====== RECORD SET ======

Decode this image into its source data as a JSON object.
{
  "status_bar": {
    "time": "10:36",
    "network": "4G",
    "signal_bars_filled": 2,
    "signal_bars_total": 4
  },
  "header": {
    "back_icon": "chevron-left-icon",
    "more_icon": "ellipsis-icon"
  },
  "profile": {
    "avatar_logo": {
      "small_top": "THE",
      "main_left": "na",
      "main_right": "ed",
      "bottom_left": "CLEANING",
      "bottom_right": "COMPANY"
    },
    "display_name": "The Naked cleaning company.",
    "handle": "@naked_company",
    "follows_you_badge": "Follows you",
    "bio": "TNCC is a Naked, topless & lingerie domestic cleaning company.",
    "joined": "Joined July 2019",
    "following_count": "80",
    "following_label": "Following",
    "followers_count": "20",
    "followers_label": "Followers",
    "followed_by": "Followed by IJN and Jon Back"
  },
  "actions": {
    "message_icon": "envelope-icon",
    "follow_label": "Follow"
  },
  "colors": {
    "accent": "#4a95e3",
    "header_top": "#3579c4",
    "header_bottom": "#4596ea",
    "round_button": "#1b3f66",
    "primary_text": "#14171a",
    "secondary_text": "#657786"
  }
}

======

• PROBLEM REQUIREMENTS
Filter the listing for the word "icon" and copy every line that holds it.

• FULL ANSWER
    "back_icon": "chevron-left-icon",
    "more_icon": "ellipsis-icon"
    "message_icon": "envelope-icon",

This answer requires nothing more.